** START Stored records **

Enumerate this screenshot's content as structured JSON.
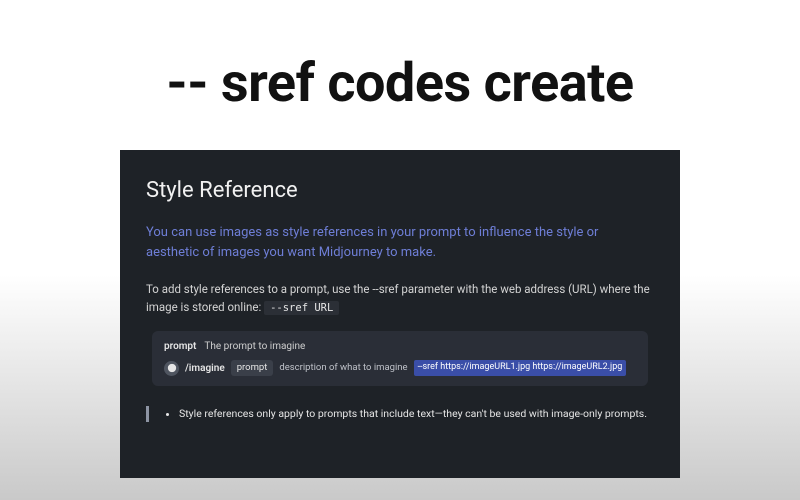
{
  "headline": "-- sref codes create",
  "doc": {
    "title": "Style Reference",
    "intro": "You can use images as style references in your prompt to influence the style or aesthetic of images you want Midjourney to make.",
    "body_prefix": "To add style references to a prompt, use the --sref parameter with the web address (URL) where the image is stored online: ",
    "body_code": "--sref URL",
    "prompt_box": {
      "tag": "prompt",
      "hint": "The prompt to imagine",
      "slash": "/imagine",
      "chip": "prompt",
      "desc": "description of what to imagine",
      "highlight": "--sref https://imageURL1.jpg https://imageURL2.jpg"
    },
    "notes": [
      "Style references only apply to prompts that include text—they can't be used with image-only prompts."
    ]
  }
}
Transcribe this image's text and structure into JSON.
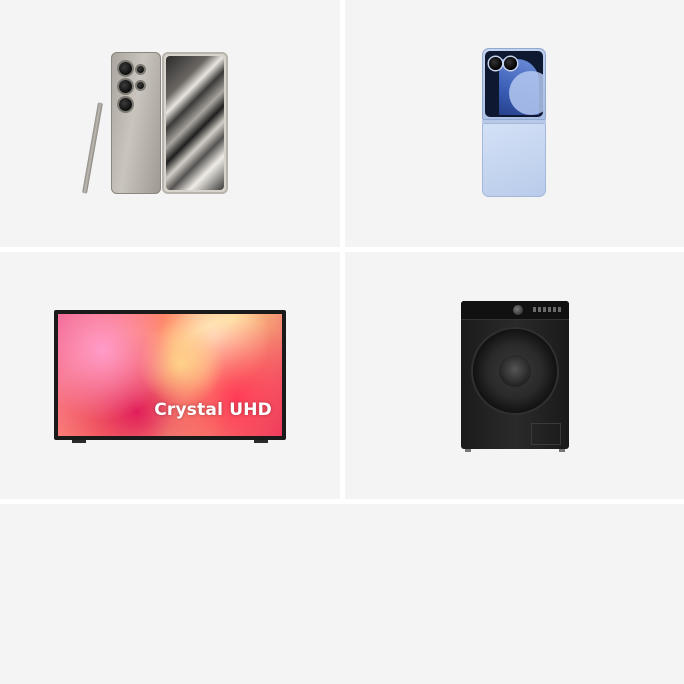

** END Stored records **

Brief:
Omit every picture, then reproduce the rest of the listing exactly.

Response for this exercise:
Enumerate this screenshot's content as structured JSON.
{
  "headline": "-- sref codes create",
  "doc": {
    "title": "Style Reference",
    "intro": "You can use images as style references in your prompt to influence the style or aesthetic of images you want Midjourney to make.",
    "body_prefix": "To add style references to a prompt, use the --sref parameter with the web address (URL) where the image is stored online: ",
    "body_code": "--sref URL",
    "prompt_box": {
      "tag": "prompt",
      "hint": "The prompt to imagine",
      "slash": "/imagine",
      "chip": "prompt",
      "desc": "description of what to imagine",
      "highlight": "--sref https://imageURL1.jpg https://imageURL2.jpg"
    },
    "notes": [
      "Style references only apply to prompts that include text—they can't be used with image-only prompts."
    ]
  }
}
Transcribe this image's text and structure into JSON.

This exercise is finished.